» **Data supplied**
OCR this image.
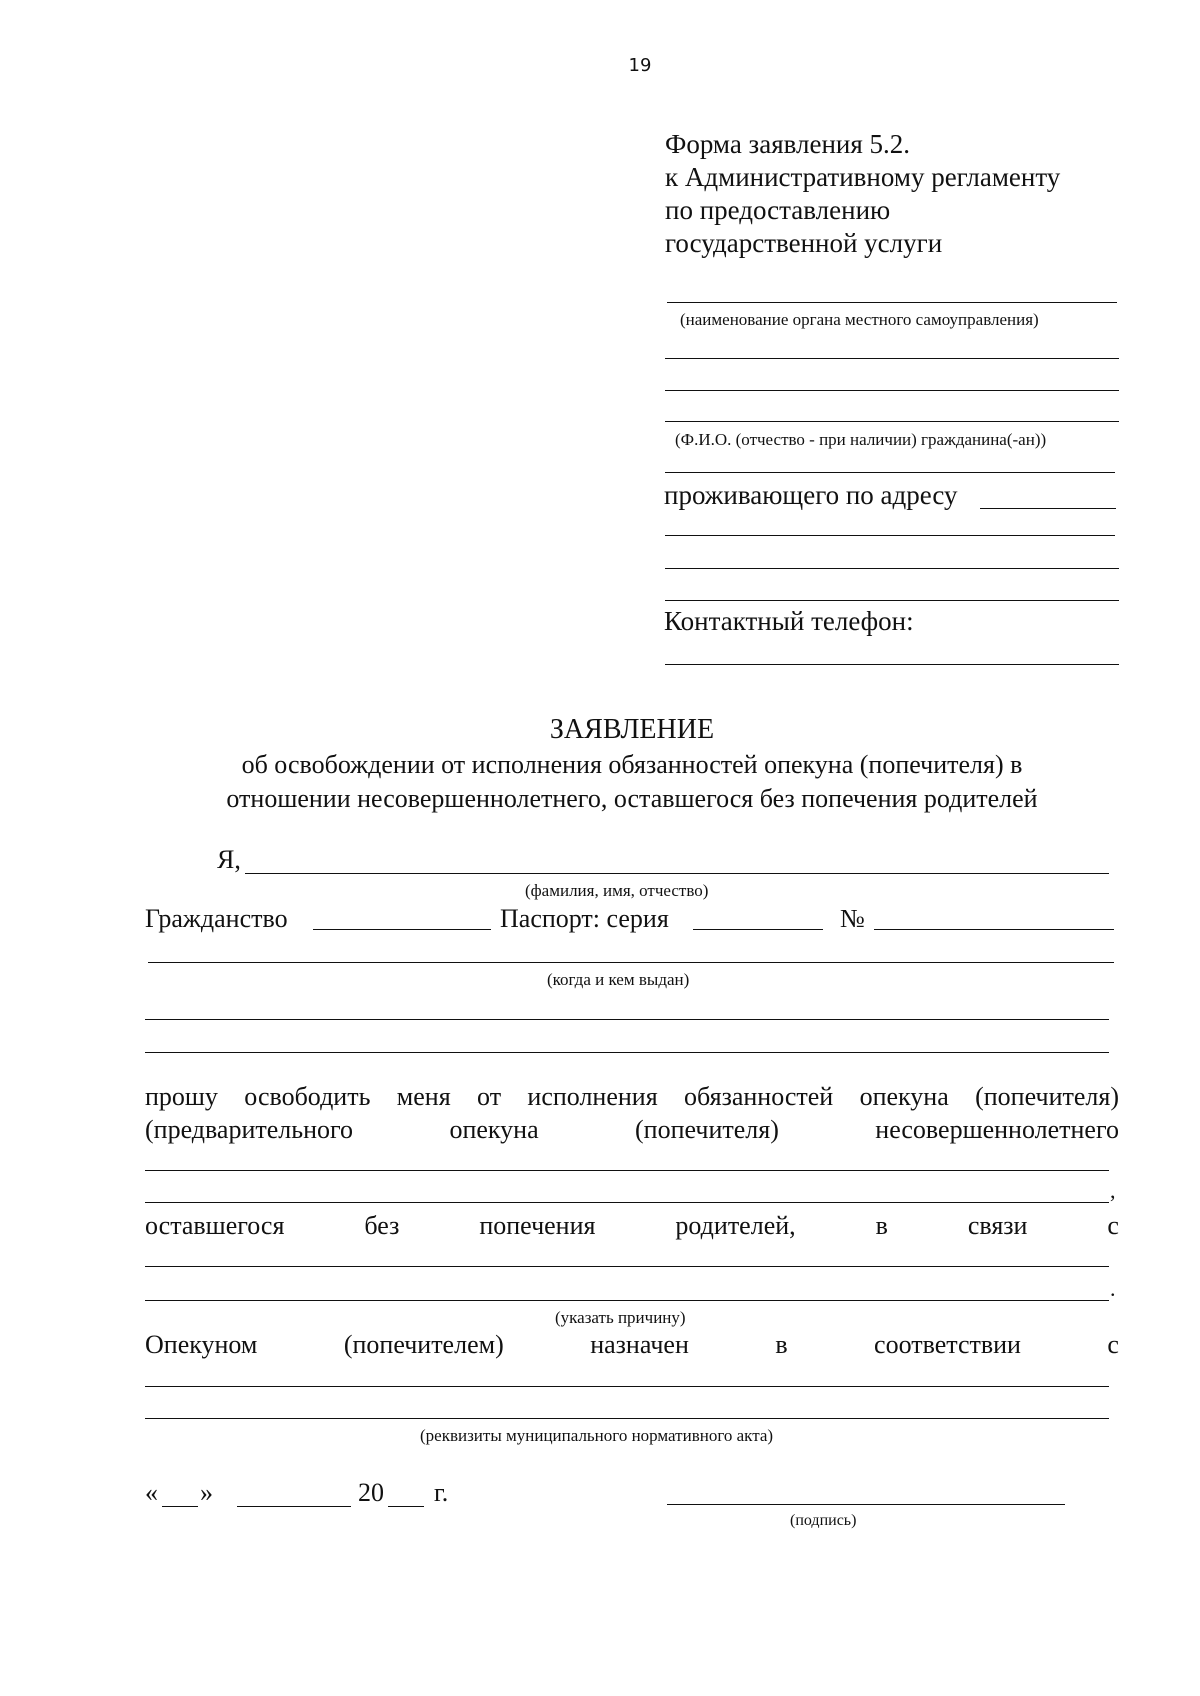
19
Форма заявления 5.2.
к Административному регламенту
по предоставлению
государственной услуги
(наименование органа местного самоуправления)
(Ф.И.О. (отчество - при наличии) гражданина(-ан))
проживающего по адресу
Контактный телефон:
ЗАЯВЛЕНИЕ
об освобождении от исполнения обязанностей опекуна (попечителя) в
отношении несовершеннолетнего, оставшегося без попечения родителей
Я,
(фамилия, имя, отчество)
Гражданство	Паспорт: серия	№
(когда и кем выдан)
прошу освободить меня от исполнения обязанностей опекуна (попечителя)
(предварительного	опекуна	(попечителя)	несовершеннолетнего
,
оставшегося	без	попечения	родителей,	в	связи	с
.
(указать причину)
Опекуном	(попечителем)	назначен	в	соответствии	с
(реквизиты муниципального нормативного акта)
« »	20 г.
(подпись)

» **Problem**
Filter the entries above down to the lines containing the word "родителей".

» **Exercise answer**
отношении несовершеннолетнего, оставшегося без попечения родителей
оставшегося	без	попечения	родителей,	в	связи	с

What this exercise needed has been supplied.